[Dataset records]
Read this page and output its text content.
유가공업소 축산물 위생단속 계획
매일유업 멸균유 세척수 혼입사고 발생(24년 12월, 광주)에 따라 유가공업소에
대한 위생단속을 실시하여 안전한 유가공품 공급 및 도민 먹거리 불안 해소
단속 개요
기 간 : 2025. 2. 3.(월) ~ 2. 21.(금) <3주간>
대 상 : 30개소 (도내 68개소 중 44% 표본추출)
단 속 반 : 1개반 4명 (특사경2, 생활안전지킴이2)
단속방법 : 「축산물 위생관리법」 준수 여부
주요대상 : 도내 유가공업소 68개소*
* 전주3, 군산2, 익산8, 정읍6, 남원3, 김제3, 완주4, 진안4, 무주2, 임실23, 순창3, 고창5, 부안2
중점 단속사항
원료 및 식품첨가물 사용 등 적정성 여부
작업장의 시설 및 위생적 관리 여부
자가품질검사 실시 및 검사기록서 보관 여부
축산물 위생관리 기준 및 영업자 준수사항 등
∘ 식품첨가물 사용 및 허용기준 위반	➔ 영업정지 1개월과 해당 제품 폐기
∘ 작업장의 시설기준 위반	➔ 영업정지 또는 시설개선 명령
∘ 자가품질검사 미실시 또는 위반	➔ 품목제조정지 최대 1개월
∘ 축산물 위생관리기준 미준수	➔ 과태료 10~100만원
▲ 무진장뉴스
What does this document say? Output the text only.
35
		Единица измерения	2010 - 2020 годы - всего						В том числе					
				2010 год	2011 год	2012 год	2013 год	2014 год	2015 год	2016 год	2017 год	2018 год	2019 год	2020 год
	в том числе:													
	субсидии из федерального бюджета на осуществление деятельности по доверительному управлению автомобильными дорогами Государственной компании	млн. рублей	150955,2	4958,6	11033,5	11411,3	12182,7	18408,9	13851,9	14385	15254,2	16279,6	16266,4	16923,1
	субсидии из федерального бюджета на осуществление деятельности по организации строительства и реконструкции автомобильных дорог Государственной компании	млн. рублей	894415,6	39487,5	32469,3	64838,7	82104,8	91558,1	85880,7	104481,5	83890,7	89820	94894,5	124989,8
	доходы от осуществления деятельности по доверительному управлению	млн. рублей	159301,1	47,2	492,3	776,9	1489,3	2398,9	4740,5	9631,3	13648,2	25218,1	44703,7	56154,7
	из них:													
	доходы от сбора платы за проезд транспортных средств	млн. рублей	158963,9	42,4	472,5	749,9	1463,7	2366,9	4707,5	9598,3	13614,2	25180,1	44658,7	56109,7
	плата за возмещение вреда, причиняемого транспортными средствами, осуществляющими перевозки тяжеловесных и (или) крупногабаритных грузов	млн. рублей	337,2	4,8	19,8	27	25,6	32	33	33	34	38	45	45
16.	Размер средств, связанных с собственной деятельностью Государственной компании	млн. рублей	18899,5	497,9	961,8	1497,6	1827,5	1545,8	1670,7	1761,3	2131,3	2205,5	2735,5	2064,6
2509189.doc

#### Aim
Using the records above, please retype only the run of lines from the line holding "What does this" through the last line, both ends included.

#### Exercise result
What does this document say? Output the text only.
35
		Единица измерения	2010 - 2020 годы - всего						В том числе					
				2010 год	2011 год	2012 год	2013 год	2014 год	2015 год	2016 год	2017 год	2018 год	2019 год	2020 год
	в том числе:													
	субсидии из федерального бюджета на осуществление деятельности по доверительному управлению автомобильными дорогами Государственной компании	млн. рублей	150955,2	4958,6	11033,5	11411,3	12182,7	18408,9	13851,9	14385	15254,2	16279,6	16266,4	16923,1
	субсидии из федерального бюджета на осуществление деятельности по организации строительства и реконструкции автомобильных дорог Государственной компании	млн. рублей	894415,6	39487,5	32469,3	64838,7	82104,8	91558,1	85880,7	104481,5	83890,7	89820	94894,5	124989,8
	доходы от осуществления деятельности по доверительному управлению	млн. рублей	159301,1	47,2	492,3	776,9	1489,3	2398,9	4740,5	9631,3	13648,2	25218,1	44703,7	56154,7
	из них:													
	доходы от сбора платы за проезд транспортных средств	млн. рублей	158963,9	42,4	472,5	749,9	1463,7	2366,9	4707,5	9598,3	13614,2	25180,1	44658,7	56109,7
	плата за возмещение вреда, причиняемого транспортными средствами, осуществляющими перевозки тяжеловесных и (или) крупногабаритных грузов	млн. рублей	337,2	4,8	19,8	27	25,6	32	33	33	34	38	45	45
16.	Размер средств, связанных с собственной деятельностью Государственной компании	млн. рублей	18899,5	497,9	961,8	1497,6	1827,5	1545,8	1670,7	1761,3	2131,3	2205,5	2735,5	2064,6
2509189.doc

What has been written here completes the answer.